◆ **Set task**: Write out exactly the lines running from the one that contains "Parse this screenshot: output" through the end of the material.

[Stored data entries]
----------
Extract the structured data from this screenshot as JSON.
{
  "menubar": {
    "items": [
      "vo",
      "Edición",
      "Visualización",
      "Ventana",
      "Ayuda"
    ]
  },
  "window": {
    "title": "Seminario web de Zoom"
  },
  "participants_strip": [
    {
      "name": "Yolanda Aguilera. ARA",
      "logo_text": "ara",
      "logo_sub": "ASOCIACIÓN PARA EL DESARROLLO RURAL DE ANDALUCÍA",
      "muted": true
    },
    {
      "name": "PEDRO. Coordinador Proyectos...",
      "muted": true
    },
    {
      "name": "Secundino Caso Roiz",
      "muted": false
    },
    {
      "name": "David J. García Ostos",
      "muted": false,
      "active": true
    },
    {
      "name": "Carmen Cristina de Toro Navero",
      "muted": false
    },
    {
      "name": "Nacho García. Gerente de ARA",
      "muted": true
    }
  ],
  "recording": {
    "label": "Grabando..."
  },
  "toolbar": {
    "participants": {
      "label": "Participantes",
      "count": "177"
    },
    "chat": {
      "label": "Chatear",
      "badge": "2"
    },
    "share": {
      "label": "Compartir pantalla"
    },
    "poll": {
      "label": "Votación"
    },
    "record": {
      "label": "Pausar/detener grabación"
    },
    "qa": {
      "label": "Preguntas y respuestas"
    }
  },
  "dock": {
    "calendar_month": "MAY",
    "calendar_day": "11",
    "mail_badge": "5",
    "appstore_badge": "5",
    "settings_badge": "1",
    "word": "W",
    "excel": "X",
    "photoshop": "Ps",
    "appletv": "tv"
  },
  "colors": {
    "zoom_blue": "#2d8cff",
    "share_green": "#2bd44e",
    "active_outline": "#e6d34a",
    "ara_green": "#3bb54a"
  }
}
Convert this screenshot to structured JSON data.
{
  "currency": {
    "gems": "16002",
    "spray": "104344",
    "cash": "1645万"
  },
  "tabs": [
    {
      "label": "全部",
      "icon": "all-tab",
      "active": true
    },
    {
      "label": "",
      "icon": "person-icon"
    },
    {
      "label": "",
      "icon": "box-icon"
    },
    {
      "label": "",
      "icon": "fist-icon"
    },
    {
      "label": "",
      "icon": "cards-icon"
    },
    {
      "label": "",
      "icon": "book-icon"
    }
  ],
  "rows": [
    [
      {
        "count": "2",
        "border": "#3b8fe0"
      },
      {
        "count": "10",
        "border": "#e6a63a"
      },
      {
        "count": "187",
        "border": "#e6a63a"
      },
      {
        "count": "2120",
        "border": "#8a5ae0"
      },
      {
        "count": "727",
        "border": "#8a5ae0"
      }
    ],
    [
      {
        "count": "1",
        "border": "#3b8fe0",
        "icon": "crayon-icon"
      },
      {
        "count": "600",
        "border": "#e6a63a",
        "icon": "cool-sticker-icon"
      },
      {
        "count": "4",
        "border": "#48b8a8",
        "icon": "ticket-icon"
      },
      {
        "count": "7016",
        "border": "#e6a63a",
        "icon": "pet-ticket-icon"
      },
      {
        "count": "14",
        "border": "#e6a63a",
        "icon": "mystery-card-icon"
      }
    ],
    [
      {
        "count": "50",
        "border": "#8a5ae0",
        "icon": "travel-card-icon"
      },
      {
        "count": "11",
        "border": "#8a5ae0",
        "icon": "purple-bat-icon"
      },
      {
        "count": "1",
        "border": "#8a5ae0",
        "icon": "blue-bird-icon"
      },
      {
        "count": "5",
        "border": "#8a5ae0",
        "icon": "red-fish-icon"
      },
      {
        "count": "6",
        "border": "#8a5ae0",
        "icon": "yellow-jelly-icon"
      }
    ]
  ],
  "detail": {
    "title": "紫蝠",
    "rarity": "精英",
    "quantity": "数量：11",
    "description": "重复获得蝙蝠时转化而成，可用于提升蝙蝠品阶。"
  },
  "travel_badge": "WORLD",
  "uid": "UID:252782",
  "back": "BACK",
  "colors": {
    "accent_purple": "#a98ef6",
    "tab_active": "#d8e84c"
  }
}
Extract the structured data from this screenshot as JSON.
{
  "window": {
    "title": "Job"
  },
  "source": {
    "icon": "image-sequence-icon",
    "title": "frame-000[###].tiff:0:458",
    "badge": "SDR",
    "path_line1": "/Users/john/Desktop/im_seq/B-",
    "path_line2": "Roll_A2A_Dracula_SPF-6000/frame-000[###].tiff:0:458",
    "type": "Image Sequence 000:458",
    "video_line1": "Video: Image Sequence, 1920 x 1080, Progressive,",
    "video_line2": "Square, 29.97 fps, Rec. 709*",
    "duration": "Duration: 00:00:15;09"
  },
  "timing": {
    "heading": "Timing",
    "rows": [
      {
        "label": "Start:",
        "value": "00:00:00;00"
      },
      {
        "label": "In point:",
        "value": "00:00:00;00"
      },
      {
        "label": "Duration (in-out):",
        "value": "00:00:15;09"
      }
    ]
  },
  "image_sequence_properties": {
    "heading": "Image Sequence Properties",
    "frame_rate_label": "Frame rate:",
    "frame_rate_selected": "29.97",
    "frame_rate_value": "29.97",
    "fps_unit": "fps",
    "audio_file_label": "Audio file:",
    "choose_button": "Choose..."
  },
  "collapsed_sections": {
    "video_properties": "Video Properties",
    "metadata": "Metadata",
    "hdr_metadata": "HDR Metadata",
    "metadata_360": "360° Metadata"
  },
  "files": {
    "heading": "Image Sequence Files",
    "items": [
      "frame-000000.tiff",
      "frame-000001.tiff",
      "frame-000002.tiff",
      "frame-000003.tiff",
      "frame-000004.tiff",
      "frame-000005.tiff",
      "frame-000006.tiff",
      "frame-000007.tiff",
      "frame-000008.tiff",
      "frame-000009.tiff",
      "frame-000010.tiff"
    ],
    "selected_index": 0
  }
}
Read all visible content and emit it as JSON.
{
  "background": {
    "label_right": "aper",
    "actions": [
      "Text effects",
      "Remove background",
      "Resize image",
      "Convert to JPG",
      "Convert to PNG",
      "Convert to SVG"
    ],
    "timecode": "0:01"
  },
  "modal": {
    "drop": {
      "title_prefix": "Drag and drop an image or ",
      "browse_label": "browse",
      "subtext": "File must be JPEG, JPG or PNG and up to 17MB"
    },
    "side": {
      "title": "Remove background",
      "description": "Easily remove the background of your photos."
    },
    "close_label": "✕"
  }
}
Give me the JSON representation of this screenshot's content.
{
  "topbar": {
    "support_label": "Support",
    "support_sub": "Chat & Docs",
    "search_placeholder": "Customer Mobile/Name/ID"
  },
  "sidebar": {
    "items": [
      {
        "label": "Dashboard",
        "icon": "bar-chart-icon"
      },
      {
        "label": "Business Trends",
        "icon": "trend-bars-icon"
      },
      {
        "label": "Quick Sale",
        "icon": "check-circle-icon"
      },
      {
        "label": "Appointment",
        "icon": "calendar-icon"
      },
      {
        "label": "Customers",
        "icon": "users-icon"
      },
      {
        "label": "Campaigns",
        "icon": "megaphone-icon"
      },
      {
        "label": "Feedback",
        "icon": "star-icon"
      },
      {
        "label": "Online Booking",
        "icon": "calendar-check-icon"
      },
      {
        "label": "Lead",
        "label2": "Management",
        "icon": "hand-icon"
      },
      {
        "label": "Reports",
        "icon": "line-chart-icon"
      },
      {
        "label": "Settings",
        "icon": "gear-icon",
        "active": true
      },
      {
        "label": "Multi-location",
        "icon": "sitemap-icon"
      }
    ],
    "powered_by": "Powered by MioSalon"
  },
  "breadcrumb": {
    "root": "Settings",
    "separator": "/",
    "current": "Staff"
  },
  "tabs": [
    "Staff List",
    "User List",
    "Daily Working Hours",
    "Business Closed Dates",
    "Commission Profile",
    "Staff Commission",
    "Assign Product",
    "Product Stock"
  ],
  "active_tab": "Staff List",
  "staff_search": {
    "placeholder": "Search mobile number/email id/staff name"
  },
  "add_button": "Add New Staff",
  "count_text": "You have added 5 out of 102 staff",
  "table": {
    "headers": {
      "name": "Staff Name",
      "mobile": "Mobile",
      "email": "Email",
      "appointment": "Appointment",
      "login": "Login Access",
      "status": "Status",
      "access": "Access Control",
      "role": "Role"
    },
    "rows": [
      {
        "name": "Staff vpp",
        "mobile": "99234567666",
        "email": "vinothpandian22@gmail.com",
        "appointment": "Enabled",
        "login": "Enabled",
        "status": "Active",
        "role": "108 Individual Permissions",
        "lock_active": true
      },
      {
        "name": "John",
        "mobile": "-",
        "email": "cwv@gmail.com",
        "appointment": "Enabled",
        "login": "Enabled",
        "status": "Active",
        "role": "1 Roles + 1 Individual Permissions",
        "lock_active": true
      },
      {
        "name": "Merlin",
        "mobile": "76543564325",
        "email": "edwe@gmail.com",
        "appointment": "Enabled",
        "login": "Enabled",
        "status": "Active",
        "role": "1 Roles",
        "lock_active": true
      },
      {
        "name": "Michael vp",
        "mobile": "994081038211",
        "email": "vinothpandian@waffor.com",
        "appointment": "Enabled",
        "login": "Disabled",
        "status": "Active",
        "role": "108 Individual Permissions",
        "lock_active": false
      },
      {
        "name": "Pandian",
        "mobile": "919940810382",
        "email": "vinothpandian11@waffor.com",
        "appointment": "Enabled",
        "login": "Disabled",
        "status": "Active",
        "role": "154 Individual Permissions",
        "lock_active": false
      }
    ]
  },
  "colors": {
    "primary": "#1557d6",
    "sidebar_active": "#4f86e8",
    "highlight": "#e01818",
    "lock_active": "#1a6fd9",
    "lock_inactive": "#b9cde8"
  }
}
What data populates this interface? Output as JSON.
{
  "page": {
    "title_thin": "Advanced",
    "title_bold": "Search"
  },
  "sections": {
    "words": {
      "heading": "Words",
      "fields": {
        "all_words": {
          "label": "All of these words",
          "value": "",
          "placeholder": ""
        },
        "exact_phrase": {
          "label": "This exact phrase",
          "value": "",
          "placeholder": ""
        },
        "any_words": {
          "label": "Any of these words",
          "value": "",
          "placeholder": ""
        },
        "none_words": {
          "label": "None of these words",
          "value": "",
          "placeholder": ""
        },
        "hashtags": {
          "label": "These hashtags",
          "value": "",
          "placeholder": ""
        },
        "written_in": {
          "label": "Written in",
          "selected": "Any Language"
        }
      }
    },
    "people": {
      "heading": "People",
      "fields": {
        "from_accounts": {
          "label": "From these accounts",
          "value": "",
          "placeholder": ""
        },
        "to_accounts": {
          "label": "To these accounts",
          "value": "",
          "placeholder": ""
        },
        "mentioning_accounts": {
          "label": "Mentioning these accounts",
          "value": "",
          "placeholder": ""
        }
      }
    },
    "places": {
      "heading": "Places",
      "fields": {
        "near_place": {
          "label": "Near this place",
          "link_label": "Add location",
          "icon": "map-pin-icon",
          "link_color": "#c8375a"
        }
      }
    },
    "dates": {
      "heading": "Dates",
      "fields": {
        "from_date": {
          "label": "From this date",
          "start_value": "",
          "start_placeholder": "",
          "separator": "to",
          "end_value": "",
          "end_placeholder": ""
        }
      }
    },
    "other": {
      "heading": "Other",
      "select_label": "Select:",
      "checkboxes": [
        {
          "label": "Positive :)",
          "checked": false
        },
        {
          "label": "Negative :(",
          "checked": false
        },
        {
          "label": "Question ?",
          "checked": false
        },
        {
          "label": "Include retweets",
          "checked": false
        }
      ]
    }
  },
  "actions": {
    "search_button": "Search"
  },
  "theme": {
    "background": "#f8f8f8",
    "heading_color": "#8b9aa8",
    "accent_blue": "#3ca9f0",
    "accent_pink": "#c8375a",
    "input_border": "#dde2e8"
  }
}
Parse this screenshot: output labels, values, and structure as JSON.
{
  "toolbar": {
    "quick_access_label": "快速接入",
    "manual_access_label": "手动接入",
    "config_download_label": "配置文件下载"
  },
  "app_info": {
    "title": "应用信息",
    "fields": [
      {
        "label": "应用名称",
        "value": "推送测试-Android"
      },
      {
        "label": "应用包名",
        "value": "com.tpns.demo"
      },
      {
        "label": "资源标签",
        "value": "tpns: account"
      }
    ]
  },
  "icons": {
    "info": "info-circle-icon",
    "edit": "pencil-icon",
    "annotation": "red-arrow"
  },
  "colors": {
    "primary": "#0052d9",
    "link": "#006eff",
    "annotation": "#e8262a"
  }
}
----------
◆ **Solution to this task**:
Parse this screenshot: output labels, values, and structure as JSON.
{
  "toolbar": {
    "quick_access_label": "快速接入",
    "manual_access_label": "手动接入",
    "config_download_label": "配置文件下载"
  },
  "app_info": {
    "title": "应用信息",
    "fields": [
      {
        "label": "应用名称",
        "value": "推送测试-Android"
      },
      {
        "label": "应用包名",
        "value": "com.tpns.demo"
      },
      {
        "label": "资源标签",
        "value": "tpns: account"
      }
    ]
  },
  "icons": {
    "info": "info-circle-icon",
    "edit": "pencil-icon",
    "annotation": "red-arrow"
  },
  "colors": {
    "primary": "#0052d9",
    "link": "#006eff",
    "annotation": "#e8262a"
  }
}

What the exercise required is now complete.